→ **What is required**: Type out all the records word for word. Any pictures are to be left out.

→ **Dataset records**:

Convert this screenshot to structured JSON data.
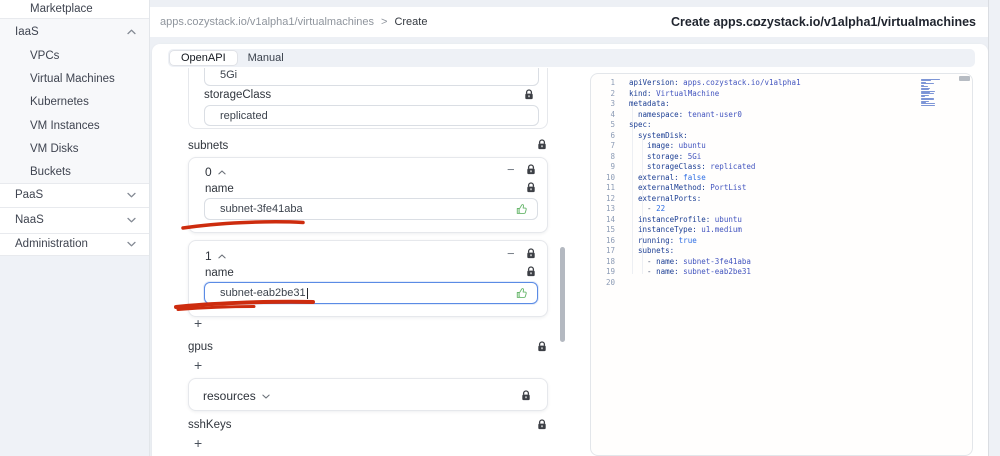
{
  "colors": {
    "accent_focus": "#5b8be5",
    "annotation_red": "#cd2c0e",
    "thumb_green": "#69b76d",
    "code_key": "#1d3f94",
    "code_string": "#4355bf",
    "code_keyword": "#2f6fe4",
    "code_plain": "#56617a",
    "lock_icon": "#3c3f45"
  },
  "sidebar": {
    "items": [
      {
        "label": "Marketplace",
        "type": "link"
      },
      {
        "label": "IaaS",
        "type": "section",
        "state": "expanded",
        "children": [
          "VPCs",
          "Virtual Machines",
          "Kubernetes",
          "VM Instances",
          "VM Disks",
          "Buckets"
        ]
      },
      {
        "label": "PaaS",
        "type": "section",
        "state": "collapsed",
        "children": []
      },
      {
        "label": "NaaS",
        "type": "section",
        "state": "collapsed",
        "children": []
      },
      {
        "label": "Administration",
        "type": "section",
        "state": "collapsed",
        "children": []
      }
    ]
  },
  "header": {
    "breadcrumb": {
      "path": "apps.cozystack.io/v1alpha1/virtualmachines",
      "separator": ">",
      "current": "Create"
    },
    "back_arrow": "←",
    "title": "Create apps.cozystack.io/v1alpha1/virtualmachines"
  },
  "tabs": [
    {
      "label": "OpenAPI",
      "active": true
    },
    {
      "label": "Manual",
      "active": false
    }
  ],
  "form": {
    "cutoff_input_value": "5Gi",
    "storage_class": {
      "label": "storageClass",
      "value": "replicated"
    },
    "subnets": {
      "label": "subnets",
      "remove_label": "−",
      "add_label": "+",
      "items": [
        {
          "index": "0",
          "field_label": "name",
          "value": "subnet-3fe41aba",
          "focused": false
        },
        {
          "index": "1",
          "field_label": "name",
          "value": "subnet-eab2be31",
          "focused": true
        }
      ]
    },
    "gpus": {
      "label": "gpus",
      "add_label": "+"
    },
    "resources": {
      "label": "resources"
    },
    "ssh_keys": {
      "label": "sshKeys",
      "add_label": "+"
    }
  },
  "editor": {
    "lines": [
      {
        "n": 1,
        "tokens": [
          [
            "key",
            "apiVersion:"
          ],
          [
            "str",
            " apps.cozystack.io/v1alpha1"
          ]
        ]
      },
      {
        "n": 2,
        "tokens": [
          [
            "key",
            "kind:"
          ],
          [
            "str",
            " VirtualMachine"
          ]
        ]
      },
      {
        "n": 3,
        "tokens": [
          [
            "key",
            "metadata:"
          ]
        ]
      },
      {
        "n": 4,
        "tokens": [
          [
            "key",
            "  namespace:"
          ],
          [
            "str",
            " tenant-user0"
          ]
        ]
      },
      {
        "n": 5,
        "tokens": [
          [
            "key",
            "spec:"
          ]
        ]
      },
      {
        "n": 6,
        "tokens": [
          [
            "key",
            "  systemDisk:"
          ]
        ]
      },
      {
        "n": 7,
        "tokens": [
          [
            "key",
            "    image:"
          ],
          [
            "str",
            " ubuntu"
          ]
        ]
      },
      {
        "n": 8,
        "tokens": [
          [
            "key",
            "    storage:"
          ],
          [
            "str",
            " 5Gi"
          ]
        ]
      },
      {
        "n": 9,
        "tokens": [
          [
            "key",
            "    storageClass:"
          ],
          [
            "str",
            " replicated"
          ]
        ]
      },
      {
        "n": 10,
        "tokens": [
          [
            "key",
            "  external:"
          ],
          [
            "kw",
            " false"
          ]
        ]
      },
      {
        "n": 11,
        "tokens": [
          [
            "key",
            "  externalMethod:"
          ],
          [
            "str",
            " PortList"
          ]
        ]
      },
      {
        "n": 12,
        "tokens": [
          [
            "key",
            "  externalPorts:"
          ]
        ]
      },
      {
        "n": 13,
        "tokens": [
          [
            "plain",
            "    - "
          ],
          [
            "kw",
            "22"
          ]
        ]
      },
      {
        "n": 14,
        "tokens": [
          [
            "key",
            "  instanceProfile:"
          ],
          [
            "str",
            " ubuntu"
          ]
        ]
      },
      {
        "n": 15,
        "tokens": [
          [
            "key",
            "  instanceType:"
          ],
          [
            "str",
            " u1.medium"
          ]
        ]
      },
      {
        "n": 16,
        "tokens": [
          [
            "key",
            "  running:"
          ],
          [
            "kw",
            " true"
          ]
        ]
      },
      {
        "n": 17,
        "tokens": [
          [
            "key",
            "  subnets:"
          ]
        ]
      },
      {
        "n": 18,
        "tokens": [
          [
            "plain",
            "    - "
          ],
          [
            "key",
            "name:"
          ],
          [
            "str",
            " subnet-3fe41aba"
          ]
        ]
      },
      {
        "n": 19,
        "tokens": [
          [
            "plain",
            "    - "
          ],
          [
            "key",
            "name:"
          ],
          [
            "str",
            " subnet-eab2be31"
          ]
        ]
      },
      {
        "n": 20,
        "tokens": []
      }
    ]
  }
}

→ **Result for this exercise**:
Convert this screenshot to structured JSON data.
{
  "colors": {
    "accent_focus": "#5b8be5",
    "annotation_red": "#cd2c0e",
    "thumb_green": "#69b76d",
    "code_key": "#1d3f94",
    "code_string": "#4355bf",
    "code_keyword": "#2f6fe4",
    "code_plain": "#56617a",
    "lock_icon": "#3c3f45"
  },
  "sidebar": {
    "items": [
      {
        "label": "Marketplace",
        "type": "link"
      },
      {
        "label": "IaaS",
        "type": "section",
        "state": "expanded",
        "children": [
          "VPCs",
          "Virtual Machines",
          "Kubernetes",
          "VM Instances",
          "VM Disks",
          "Buckets"
        ]
      },
      {
        "label": "PaaS",
        "type": "section",
        "state": "collapsed",
        "children": []
      },
      {
        "label": "NaaS",
        "type": "section",
        "state": "collapsed",
        "children": []
      },
      {
        "label": "Administration",
        "type": "section",
        "state": "collapsed",
        "children": []
      }
    ]
  },
  "header": {
    "breadcrumb": {
      "path": "apps.cozystack.io/v1alpha1/virtualmachines",
      "separator": ">",
      "current": "Create"
    },
    "back_arrow": "←",
    "title": "Create apps.cozystack.io/v1alpha1/virtualmachines"
  },
  "tabs": [
    {
      "label": "OpenAPI",
      "active": true
    },
    {
      "label": "Manual",
      "active": false
    }
  ],
  "form": {
    "cutoff_input_value": "5Gi",
    "storage_class": {
      "label": "storageClass",
      "value": "replicated"
    },
    "subnets": {
      "label": "subnets",
      "remove_label": "−",
      "add_label": "+",
      "items": [
        {
          "index": "0",
          "field_label": "name",
          "value": "subnet-3fe41aba",
          "focused": false
        },
        {
          "index": "1",
          "field_label": "name",
          "value": "subnet-eab2be31",
          "focused": true
        }
      ]
    },
    "gpus": {
      "label": "gpus",
      "add_label": "+"
    },
    "resources": {
      "label": "resources"
    },
    "ssh_keys": {
      "label": "sshKeys",
      "add_label": "+"
    }
  },
  "editor": {
    "lines": [
      {
        "n": 1,
        "tokens": [
          [
            "key",
            "apiVersion:"
          ],
          [
            "str",
            " apps.cozystack.io/v1alpha1"
          ]
        ]
      },
      {
        "n": 2,
        "tokens": [
          [
            "key",
            "kind:"
          ],
          [
            "str",
            " VirtualMachine"
          ]
        ]
      },
      {
        "n": 3,
        "tokens": [
          [
            "key",
            "metadata:"
          ]
        ]
      },
      {
        "n": 4,
        "tokens": [
          [
            "key",
            "  namespace:"
          ],
          [
            "str",
            " tenant-user0"
          ]
        ]
      },
      {
        "n": 5,
        "tokens": [
          [
            "key",
            "spec:"
          ]
        ]
      },
      {
        "n": 6,
        "tokens": [
          [
            "key",
            "  systemDisk:"
          ]
        ]
      },
      {
        "n": 7,
        "tokens": [
          [
            "key",
            "    image:"
          ],
          [
            "str",
            " ubuntu"
          ]
        ]
      },
      {
        "n": 8,
        "tokens": [
          [
            "key",
            "    storage:"
          ],
          [
            "str",
            " 5Gi"
          ]
        ]
      },
      {
        "n": 9,
        "tokens": [
          [
            "key",
            "    storageClass:"
          ],
          [
            "str",
            " replicated"
          ]
        ]
      },
      {
        "n": 10,
        "tokens": [
          [
            "key",
            "  external:"
          ],
          [
            "kw",
            " false"
          ]
        ]
      },
      {
        "n": 11,
        "tokens": [
          [
            "key",
            "  externalMethod:"
          ],
          [
            "str",
            " PortList"
          ]
        ]
      },
      {
        "n": 12,
        "tokens": [
          [
            "key",
            "  externalPorts:"
          ]
        ]
      },
      {
        "n": 13,
        "tokens": [
          [
            "plain",
            "    - "
          ],
          [
            "kw",
            "22"
          ]
        ]
      },
      {
        "n": 14,
        "tokens": [
          [
            "key",
            "  instanceProfile:"
          ],
          [
            "str",
            " ubuntu"
          ]
        ]
      },
      {
        "n": 15,
        "tokens": [
          [
            "key",
            "  instanceType:"
          ],
          [
            "str",
            " u1.medium"
          ]
        ]
      },
      {
        "n": 16,
        "tokens": [
          [
            "key",
            "  running:"
          ],
          [
            "kw",
            " true"
          ]
        ]
      },
      {
        "n": 17,
        "tokens": [
          [
            "key",
            "  subnets:"
          ]
        ]
      },
      {
        "n": 18,
        "tokens": [
          [
            "plain",
            "    - "
          ],
          [
            "key",
            "name:"
          ],
          [
            "str",
            " subnet-3fe41aba"
          ]
        ]
      },
      {
        "n": 19,
        "tokens": [
          [
            "plain",
            "    - "
          ],
          [
            "key",
            "name:"
          ],
          [
            "str",
            " subnet-eab2be31"
          ]
        ]
      },
      {
        "n": 20,
        "tokens": []
      }
    ]
  }
}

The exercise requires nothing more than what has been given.